EXERCISE DETAILS -
Only a number is wanted: the count of lines in this listing that contain "necessary".

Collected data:
::::::::
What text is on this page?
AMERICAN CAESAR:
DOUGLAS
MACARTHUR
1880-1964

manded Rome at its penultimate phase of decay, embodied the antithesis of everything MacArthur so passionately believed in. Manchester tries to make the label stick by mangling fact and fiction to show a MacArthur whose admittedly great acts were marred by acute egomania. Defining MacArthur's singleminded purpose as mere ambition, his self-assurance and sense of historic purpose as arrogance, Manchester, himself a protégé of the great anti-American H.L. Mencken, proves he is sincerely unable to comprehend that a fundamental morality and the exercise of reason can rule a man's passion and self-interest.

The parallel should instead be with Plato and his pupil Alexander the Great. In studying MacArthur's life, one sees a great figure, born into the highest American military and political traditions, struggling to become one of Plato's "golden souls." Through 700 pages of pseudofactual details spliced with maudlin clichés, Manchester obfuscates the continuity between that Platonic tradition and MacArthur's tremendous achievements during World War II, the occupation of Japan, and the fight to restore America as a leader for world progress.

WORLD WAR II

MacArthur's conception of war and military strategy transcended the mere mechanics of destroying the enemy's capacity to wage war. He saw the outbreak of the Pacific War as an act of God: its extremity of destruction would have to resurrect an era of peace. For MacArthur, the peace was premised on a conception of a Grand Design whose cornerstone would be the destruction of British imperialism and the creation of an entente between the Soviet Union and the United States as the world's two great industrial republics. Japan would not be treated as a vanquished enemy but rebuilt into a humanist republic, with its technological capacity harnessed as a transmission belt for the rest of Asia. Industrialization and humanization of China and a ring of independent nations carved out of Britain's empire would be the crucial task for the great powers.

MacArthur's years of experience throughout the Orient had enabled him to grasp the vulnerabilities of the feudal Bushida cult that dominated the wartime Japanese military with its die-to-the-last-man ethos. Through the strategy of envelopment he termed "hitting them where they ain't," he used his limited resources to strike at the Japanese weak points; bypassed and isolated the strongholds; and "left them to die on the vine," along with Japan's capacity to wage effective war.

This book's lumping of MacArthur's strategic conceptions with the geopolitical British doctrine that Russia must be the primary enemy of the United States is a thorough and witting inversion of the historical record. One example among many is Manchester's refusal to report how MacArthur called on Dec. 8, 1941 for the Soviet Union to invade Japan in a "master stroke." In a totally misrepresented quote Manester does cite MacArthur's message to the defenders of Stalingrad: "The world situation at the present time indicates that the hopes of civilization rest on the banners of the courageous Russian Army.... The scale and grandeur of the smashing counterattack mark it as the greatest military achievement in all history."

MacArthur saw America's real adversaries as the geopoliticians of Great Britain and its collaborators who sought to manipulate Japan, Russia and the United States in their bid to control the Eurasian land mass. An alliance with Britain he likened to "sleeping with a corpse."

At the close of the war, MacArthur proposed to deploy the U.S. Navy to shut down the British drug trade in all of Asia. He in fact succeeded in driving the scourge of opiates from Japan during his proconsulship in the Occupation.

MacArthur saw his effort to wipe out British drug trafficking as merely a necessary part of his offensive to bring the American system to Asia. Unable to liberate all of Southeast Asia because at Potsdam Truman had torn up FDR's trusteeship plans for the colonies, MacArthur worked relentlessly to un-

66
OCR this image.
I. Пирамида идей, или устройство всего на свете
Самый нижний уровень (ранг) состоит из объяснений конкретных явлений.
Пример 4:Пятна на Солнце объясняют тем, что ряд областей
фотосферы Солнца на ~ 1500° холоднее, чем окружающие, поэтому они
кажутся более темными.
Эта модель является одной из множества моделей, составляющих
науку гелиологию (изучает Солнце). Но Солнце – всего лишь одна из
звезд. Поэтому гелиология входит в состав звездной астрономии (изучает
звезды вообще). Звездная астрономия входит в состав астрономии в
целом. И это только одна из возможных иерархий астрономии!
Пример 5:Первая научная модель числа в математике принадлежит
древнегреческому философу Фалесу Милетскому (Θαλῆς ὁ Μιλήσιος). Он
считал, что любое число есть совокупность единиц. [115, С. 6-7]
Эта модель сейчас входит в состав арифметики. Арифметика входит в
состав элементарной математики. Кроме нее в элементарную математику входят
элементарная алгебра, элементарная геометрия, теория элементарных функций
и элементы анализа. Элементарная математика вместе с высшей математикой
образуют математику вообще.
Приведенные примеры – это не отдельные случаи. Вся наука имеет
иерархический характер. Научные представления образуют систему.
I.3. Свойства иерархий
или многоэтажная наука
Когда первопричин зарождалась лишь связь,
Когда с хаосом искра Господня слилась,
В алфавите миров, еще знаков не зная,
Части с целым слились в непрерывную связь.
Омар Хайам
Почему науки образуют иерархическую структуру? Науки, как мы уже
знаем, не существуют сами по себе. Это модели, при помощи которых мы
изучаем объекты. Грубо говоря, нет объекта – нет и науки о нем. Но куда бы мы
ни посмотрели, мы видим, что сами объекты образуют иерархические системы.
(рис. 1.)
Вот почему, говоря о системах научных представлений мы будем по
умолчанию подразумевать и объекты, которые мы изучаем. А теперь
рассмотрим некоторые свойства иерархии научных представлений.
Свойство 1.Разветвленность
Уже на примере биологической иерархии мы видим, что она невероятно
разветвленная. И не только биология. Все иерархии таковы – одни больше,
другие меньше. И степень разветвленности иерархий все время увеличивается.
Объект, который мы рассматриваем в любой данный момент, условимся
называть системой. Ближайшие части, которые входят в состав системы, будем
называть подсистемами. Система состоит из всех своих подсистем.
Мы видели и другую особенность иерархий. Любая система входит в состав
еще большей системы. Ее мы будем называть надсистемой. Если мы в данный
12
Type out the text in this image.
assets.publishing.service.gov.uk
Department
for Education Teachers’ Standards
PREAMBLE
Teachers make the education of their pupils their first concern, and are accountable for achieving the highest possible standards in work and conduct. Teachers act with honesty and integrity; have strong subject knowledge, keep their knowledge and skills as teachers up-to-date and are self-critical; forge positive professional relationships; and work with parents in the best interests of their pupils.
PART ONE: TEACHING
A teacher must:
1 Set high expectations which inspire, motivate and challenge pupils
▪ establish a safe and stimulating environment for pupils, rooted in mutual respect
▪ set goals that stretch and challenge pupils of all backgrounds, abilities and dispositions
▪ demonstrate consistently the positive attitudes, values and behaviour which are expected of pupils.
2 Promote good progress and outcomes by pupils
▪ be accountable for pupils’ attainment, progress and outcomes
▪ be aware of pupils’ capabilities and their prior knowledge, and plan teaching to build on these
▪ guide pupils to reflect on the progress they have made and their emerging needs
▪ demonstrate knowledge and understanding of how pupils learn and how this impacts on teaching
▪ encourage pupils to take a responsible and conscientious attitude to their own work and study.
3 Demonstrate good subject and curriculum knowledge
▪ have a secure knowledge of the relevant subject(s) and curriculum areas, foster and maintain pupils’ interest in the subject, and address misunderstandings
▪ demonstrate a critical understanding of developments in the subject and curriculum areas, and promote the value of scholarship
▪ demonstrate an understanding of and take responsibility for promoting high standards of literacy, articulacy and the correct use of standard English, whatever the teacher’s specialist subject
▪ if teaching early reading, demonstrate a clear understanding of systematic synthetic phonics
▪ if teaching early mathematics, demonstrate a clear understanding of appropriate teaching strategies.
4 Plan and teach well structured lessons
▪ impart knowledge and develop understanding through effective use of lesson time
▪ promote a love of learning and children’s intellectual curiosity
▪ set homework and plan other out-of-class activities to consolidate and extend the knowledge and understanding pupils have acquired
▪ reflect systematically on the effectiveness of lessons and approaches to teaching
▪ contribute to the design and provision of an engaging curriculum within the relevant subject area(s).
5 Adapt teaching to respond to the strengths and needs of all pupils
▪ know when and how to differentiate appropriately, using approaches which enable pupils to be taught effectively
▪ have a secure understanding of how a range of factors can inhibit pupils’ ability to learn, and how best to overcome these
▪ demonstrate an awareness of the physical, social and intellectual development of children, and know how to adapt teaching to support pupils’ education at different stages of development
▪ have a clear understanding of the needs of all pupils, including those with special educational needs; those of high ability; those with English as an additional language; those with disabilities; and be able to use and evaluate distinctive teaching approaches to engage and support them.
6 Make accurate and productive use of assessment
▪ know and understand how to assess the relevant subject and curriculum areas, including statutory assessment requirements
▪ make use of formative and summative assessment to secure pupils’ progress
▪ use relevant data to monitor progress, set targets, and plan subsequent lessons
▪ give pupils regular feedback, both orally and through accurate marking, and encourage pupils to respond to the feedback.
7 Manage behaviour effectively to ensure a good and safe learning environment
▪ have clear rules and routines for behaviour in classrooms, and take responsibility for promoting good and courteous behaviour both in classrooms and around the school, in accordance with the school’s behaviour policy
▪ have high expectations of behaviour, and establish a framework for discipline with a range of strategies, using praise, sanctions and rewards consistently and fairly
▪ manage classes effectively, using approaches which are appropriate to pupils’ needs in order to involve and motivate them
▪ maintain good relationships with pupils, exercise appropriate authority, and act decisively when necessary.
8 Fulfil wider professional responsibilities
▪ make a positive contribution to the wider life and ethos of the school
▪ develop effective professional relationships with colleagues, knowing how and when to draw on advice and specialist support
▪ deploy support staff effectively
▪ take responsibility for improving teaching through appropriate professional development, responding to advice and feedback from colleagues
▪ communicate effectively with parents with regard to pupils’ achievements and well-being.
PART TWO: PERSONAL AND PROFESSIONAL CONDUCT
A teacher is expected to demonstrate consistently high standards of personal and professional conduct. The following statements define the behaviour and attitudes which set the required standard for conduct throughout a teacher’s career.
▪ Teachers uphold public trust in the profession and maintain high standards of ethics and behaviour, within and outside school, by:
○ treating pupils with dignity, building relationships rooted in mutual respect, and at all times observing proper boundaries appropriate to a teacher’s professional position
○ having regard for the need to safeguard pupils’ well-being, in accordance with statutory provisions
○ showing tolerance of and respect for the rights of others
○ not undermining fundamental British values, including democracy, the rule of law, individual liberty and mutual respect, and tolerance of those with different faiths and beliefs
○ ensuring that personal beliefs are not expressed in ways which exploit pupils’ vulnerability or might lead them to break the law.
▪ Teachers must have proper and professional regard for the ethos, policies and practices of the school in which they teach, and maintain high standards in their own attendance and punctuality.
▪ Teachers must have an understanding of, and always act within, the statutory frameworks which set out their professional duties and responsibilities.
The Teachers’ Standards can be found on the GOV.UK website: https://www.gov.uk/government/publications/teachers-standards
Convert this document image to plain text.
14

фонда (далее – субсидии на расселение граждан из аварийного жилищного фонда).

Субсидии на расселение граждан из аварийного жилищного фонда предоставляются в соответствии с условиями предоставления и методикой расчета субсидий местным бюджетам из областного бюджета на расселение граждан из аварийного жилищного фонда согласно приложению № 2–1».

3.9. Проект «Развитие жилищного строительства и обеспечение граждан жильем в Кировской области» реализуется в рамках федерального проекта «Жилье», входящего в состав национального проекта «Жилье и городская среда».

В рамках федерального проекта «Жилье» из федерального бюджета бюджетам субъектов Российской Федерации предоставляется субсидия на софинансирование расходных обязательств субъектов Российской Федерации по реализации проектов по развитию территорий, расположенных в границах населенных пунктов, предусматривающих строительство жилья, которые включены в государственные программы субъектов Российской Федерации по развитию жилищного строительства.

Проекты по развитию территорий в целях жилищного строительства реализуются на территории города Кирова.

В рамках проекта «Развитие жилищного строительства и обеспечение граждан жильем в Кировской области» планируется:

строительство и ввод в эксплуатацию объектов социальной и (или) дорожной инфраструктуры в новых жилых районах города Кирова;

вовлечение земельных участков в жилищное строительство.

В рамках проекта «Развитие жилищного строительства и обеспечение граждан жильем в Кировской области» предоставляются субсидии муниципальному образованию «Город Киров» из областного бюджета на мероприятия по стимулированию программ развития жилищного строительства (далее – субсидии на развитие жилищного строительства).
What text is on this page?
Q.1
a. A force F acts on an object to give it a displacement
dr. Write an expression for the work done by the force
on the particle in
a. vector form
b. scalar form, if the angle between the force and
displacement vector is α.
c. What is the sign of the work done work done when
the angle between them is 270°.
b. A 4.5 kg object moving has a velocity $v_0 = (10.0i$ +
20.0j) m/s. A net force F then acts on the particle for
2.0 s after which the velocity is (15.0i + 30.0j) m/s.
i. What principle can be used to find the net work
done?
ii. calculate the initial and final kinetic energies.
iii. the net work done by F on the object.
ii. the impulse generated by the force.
::::::::
RESULT OF THE TASK -
2